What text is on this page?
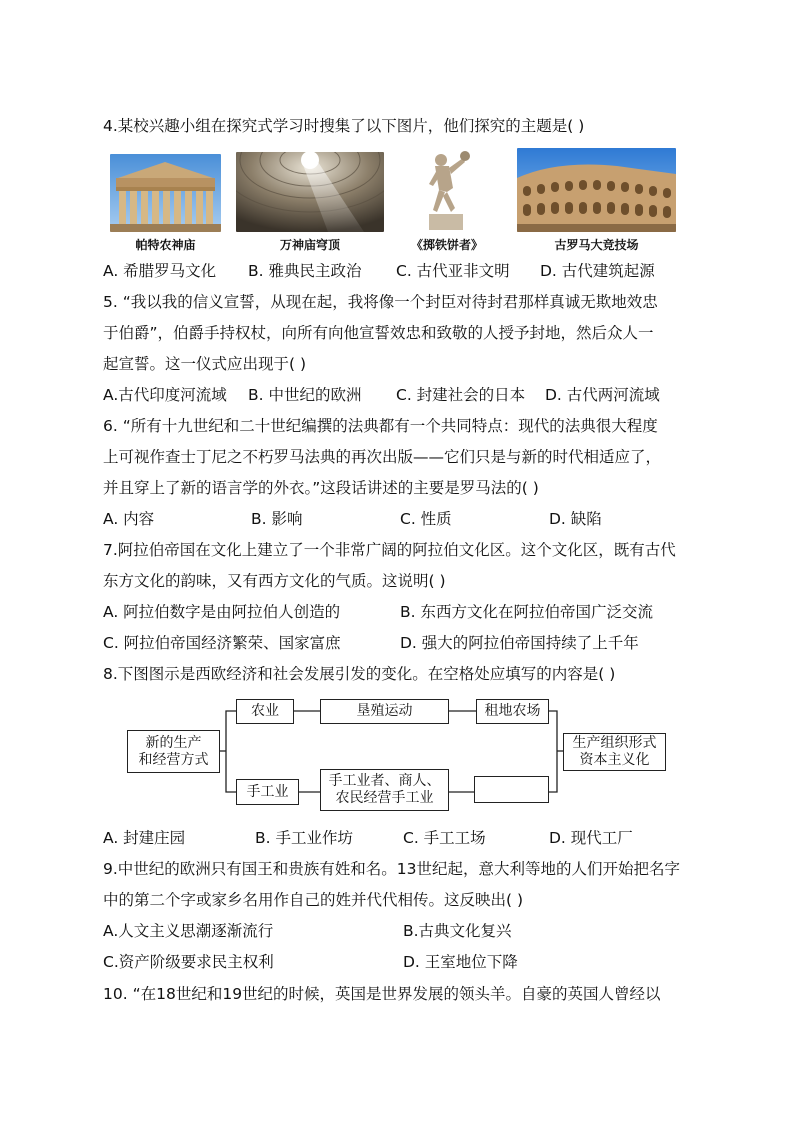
4.某校兴趣小组在探究式学习时搜集了以下图片，他们探究的主题是( )
帕特农神庙	万神庙穹顶	《掷铁饼者》	古罗马大竞技场
A. 希腊罗马文化 B. 雅典民主政治 C. 古代亚非文明 D. 古代建筑起源
5. “我以我的信义宣誓，从现在起，我将像一个封臣对待封君那样真诚无欺地效忠
于伯爵”，伯爵手持权杖，向所有向他宣誓效忠和致敬的人授予封地，然后众人一
起宣誓。这一仪式应出现于( )
A.古代印度河流域 B. 中世纪的欧洲 C. 封建社会的日本 D. 古代两河流域
6. “所有十九世纪和二十世纪编撰的法典都有一个共同特点：现代的法典很大程度
上可视作查士丁尼之不朽罗马法典的再次出版——它们只是与新的时代相适应了，
并且穿上了新的语言学的外衣。”这段话讲述的主要是罗马法的( )
A. 内容	B. 影响	C. 性质	D. 缺陷
7.阿拉伯帝国在文化上建立了一个非常广阔的阿拉伯文化区。这个文化区，既有古代
东方文化的韵味，又有西方文化的气质。这说明( )
A. 阿拉伯数字是由阿拉伯人创造的	B. 东西方文化在阿拉伯帝国广泛交流
C. 阿拉伯帝国经济繁荣、国家富庶	D. 强大的阿拉伯帝国持续了上千年
8.下图图示是西欧经济和社会发展引发的变化。在空格处应填写的内容是( )
新的生产
和经营方式
农业	垦殖运动	租地农场
手工业
手工业者、商人、
农民经营手工业
生产组织形式
资本主义化
A. 封建庄园	B. 手工业作坊	C. 手工工场	D. 现代工厂
9.中世纪的欧洲只有国王和贵族有姓和名。13世纪起，意大利等地的人们开始把名字
中的第二个字或家乡名用作自己的姓并代代相传。这反映出( )
A.人文主义思潮逐渐流行	B.古典文化复兴
C.资产阶级要求民主权利	D. 王室地位下降
10. “在18世纪和19世纪的时候，英国是世界发展的领头羊。自豪的英国人曾经以
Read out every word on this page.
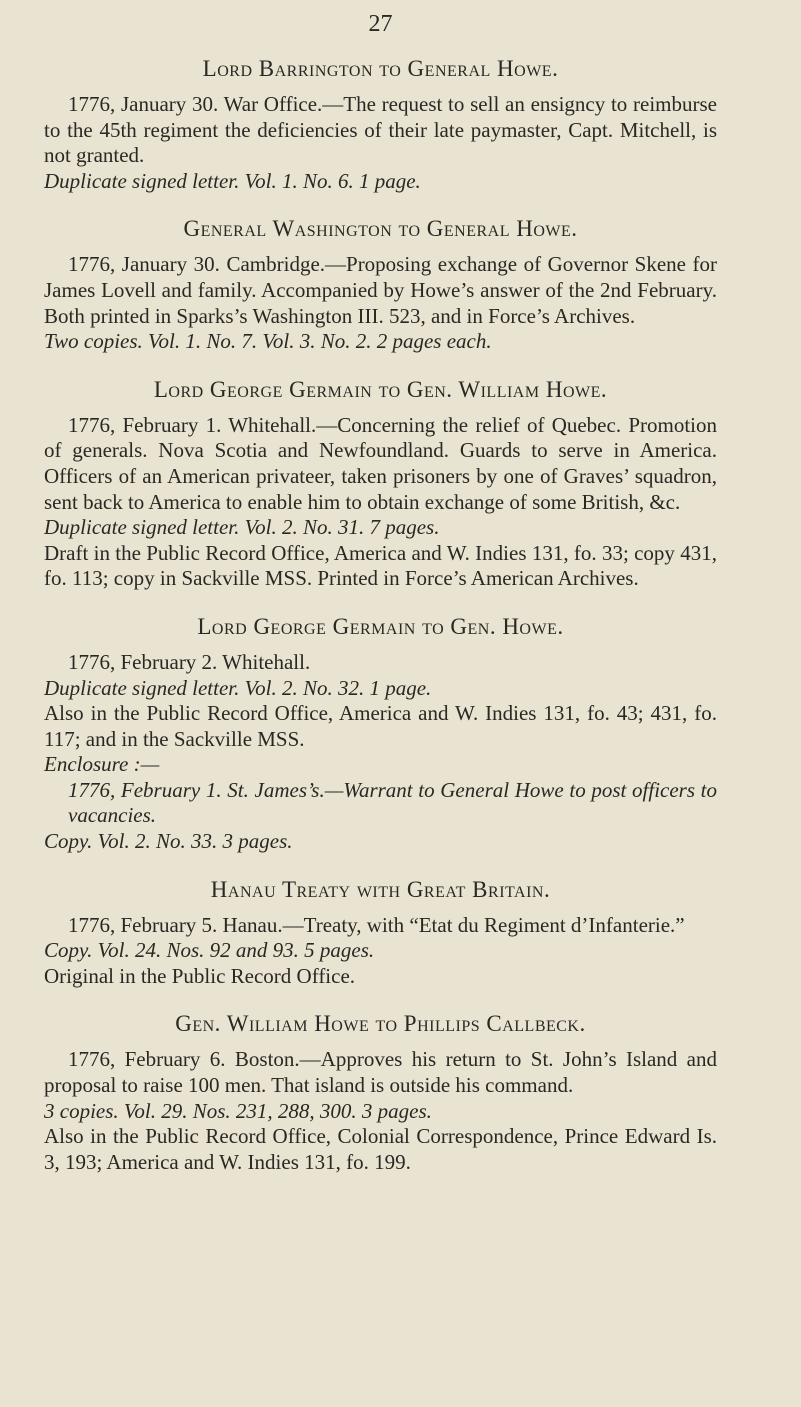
27
Lord Barrington to General Howe.
1776, January 30. War Office.—The request to sell an ensigncy to reimburse to the 45th regiment the deficiencies of their late paymaster, Capt. Mitchell, is not granted.
Duplicate signed letter. Vol. 1. No. 6. 1 page.
General Washington to General Howe.
1776, January 30. Cambridge.—Proposing exchange of Governor Skene for James Lovell and family. Accompanied by Howe’s answer of the 2nd February. Both printed in Sparks’s Washington III. 523, and in Force’s Archives.
Two copies. Vol. 1. No. 7. Vol. 3. No. 2. 2 pages each.
Lord George Germain to Gen. William Howe.
1776, February 1. Whitehall.—Concerning the relief of Quebec. Promotion of generals. Nova Scotia and Newfoundland. Guards to serve in America. Officers of an American privateer, taken prisoners by one of Graves’ squadron, sent back to America to enable him to obtain exchange of some British, &c.
Duplicate signed letter. Vol. 2. No. 31. 7 pages.
Draft in the Public Record Office, America and W. Indies 131, fo. 33; copy 431, fo. 113; copy in Sackville MSS. Printed in Force’s American Archives.
Lord George Germain to Gen. Howe.
1776, February 2. Whitehall.
Duplicate signed letter. Vol. 2. No. 32. 1 page.
Also in the Public Record Office, America and W. Indies 131, fo. 43; 431, fo. 117; and in the Sackville MSS.
Enclosure :—
1776, February 1. St. James’s.—Warrant to General Howe to post officers to vacancies.
Copy. Vol. 2. No. 33. 3 pages.
Hanau Treaty with Great Britain.
1776, February 5. Hanau.—Treaty, with “Etat du Regiment d’Infanterie.”
Copy. Vol. 24. Nos. 92 and 93. 5 pages.
Original in the Public Record Office.
Gen. William Howe to Phillips Callbeck.
1776, February 6. Boston.—Approves his return to St. John’s Island and proposal to raise 100 men. That island is outside his command.
3 copies. Vol. 29. Nos. 231, 288, 300. 3 pages.
Also in the Public Record Office, Colonial Correspondence, Prince Edward Is. 3, 193; America and W. Indies 131, fo. 199.
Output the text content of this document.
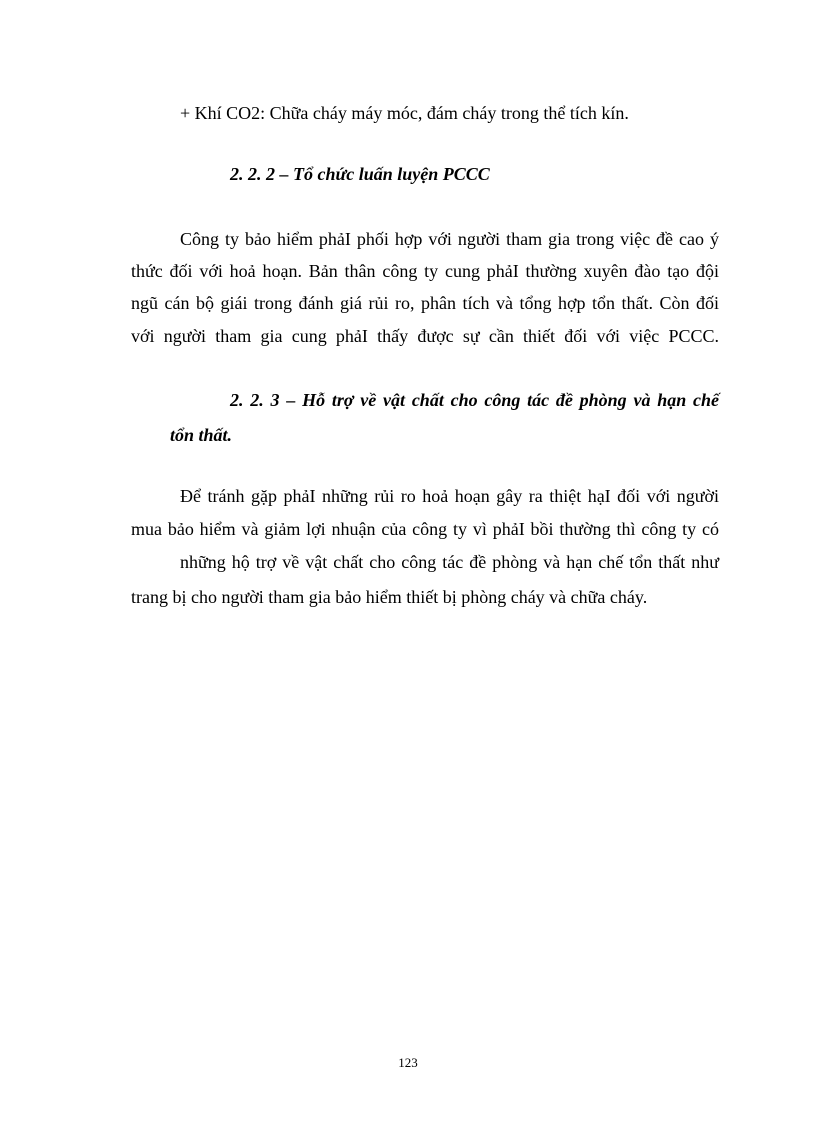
+ Khí CO2: Chữa cháy máy móc, đám cháy trong thể tích kín.
2. 2. 2 – Tổ chức luấn luyện PCCC
Công ty bảo hiểm phảI phối hợp với người tham gia trong việc đề cao ý
thức đối với hoả hoạn. Bản thân công ty cung phảI thường xuyên đào tạo đội
ngũ cán bộ giái trong đánh giá rủi ro, phân tích và tổng hợp tổn thất. Còn đối
với người tham gia cung phảI thấy được sự cần thiết đối với việc PCCC.
2. 2. 3 – Hỗ trợ về vật chất cho công tác đề phòng và hạn chế
tổn thất.
Để tránh gặp phảI những rủi ro hoả hoạn gây ra thiệt hạI đối với người
mua bảo hiểm và giảm lợi nhuận của công ty vì phảI bồi thường thì công ty có
những hộ trợ về vật chất cho công tác đề phòng và hạn chế tổn thất như
trang bị cho người tham gia bảo hiểm thiết bị phòng cháy và chữa cháy.
123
===============
▶ _GIVEN TASK_:
Do not include the pictures. Quote only the lines from the line with "Output the text content of this document." through the end of the material, both ends included, exactly.

▶ _RESULT OF THE TASK_:
Output the text content of this document.
+ Khí CO2: Chữa cháy máy móc, đám cháy trong thể tích kín.
2. 2. 2 – Tổ chức luấn luyện PCCC
Công ty bảo hiểm phảI phối hợp với người tham gia trong việc đề cao ý
thức đối với hoả hoạn. Bản thân công ty cung phảI thường xuyên đào tạo đội
ngũ cán bộ giái trong đánh giá rủi ro, phân tích và tổng hợp tổn thất. Còn đối
với người tham gia cung phảI thấy được sự cần thiết đối với việc PCCC.
2. 2. 3 – Hỗ trợ về vật chất cho công tác đề phòng và hạn chế
tổn thất.
Để tránh gặp phảI những rủi ro hoả hoạn gây ra thiệt hạI đối với người
mua bảo hiểm và giảm lợi nhuận của công ty vì phảI bồi thường thì công ty có
những hộ trợ về vật chất cho công tác đề phòng và hạn chế tổn thất như
trang bị cho người tham gia bảo hiểm thiết bị phòng cháy và chữa cháy.
123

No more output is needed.